### Problem description
Report every line of the records that contains the string "advantages". Case counts, so match only that exact capitalization.

Records excerpted from a collection
####
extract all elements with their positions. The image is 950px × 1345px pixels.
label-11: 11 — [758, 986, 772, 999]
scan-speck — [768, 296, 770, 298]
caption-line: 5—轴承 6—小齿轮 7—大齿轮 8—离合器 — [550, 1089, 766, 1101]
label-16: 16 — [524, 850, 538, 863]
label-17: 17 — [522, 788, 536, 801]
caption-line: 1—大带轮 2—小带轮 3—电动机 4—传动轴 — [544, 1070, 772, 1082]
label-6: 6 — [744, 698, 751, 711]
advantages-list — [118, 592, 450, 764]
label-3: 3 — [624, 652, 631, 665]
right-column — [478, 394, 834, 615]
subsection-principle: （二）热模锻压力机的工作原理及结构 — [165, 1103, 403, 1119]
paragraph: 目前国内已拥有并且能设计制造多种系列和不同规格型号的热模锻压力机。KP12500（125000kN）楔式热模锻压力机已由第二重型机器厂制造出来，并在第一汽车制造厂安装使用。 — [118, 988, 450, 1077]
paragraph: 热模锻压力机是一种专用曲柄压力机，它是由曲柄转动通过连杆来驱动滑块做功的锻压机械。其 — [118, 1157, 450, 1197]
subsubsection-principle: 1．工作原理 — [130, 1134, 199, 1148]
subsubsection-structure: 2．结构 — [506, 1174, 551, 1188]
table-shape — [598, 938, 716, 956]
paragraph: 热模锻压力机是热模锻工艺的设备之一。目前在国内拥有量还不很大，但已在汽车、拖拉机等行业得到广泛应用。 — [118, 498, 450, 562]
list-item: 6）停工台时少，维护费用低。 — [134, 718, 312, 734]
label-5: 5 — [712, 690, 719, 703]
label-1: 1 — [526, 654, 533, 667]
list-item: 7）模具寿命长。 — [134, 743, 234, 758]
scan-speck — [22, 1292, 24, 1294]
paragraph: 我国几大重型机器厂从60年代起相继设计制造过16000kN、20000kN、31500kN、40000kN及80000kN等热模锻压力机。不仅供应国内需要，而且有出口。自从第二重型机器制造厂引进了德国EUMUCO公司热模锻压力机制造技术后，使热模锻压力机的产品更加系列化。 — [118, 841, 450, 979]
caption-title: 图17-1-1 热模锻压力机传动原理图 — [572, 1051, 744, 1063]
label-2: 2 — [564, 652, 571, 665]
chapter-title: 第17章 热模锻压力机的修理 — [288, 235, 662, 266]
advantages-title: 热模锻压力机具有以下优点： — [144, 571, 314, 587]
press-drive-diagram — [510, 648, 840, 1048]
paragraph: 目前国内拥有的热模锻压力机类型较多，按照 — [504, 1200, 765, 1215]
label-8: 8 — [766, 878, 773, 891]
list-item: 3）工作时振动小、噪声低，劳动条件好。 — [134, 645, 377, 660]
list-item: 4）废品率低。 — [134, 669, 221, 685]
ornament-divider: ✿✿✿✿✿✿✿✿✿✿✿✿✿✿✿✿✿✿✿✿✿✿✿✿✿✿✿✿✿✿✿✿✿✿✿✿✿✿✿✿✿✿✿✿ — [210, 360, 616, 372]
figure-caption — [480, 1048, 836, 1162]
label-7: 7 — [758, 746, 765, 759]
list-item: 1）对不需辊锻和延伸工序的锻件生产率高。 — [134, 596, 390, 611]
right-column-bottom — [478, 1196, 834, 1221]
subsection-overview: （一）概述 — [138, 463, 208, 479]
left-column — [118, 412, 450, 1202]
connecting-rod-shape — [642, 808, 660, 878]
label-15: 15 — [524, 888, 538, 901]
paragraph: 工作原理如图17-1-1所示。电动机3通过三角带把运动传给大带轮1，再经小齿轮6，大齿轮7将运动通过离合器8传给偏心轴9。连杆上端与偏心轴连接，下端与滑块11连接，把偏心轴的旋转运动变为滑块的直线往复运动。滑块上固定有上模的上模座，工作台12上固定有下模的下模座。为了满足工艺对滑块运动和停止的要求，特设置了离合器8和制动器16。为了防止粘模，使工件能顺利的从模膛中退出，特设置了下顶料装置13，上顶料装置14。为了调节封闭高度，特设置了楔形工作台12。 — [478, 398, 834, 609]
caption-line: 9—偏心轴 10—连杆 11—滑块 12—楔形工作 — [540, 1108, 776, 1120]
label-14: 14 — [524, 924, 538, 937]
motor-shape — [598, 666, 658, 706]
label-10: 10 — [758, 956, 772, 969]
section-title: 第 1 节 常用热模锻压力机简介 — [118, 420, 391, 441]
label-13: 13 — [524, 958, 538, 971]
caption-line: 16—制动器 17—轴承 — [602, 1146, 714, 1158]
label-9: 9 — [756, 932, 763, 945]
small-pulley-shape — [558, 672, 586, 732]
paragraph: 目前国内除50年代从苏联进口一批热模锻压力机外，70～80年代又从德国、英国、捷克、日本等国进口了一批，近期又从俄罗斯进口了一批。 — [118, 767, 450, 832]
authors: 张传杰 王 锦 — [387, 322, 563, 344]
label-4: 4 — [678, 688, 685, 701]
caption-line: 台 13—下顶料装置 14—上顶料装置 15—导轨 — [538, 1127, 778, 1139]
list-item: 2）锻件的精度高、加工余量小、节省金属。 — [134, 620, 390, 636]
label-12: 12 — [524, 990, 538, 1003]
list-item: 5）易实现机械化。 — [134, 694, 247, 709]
####
### Output below
advantages-list — [118, 592, 450, 764]
advantages-title: 热模锻压力机具有以下优点： — [144, 571, 314, 587]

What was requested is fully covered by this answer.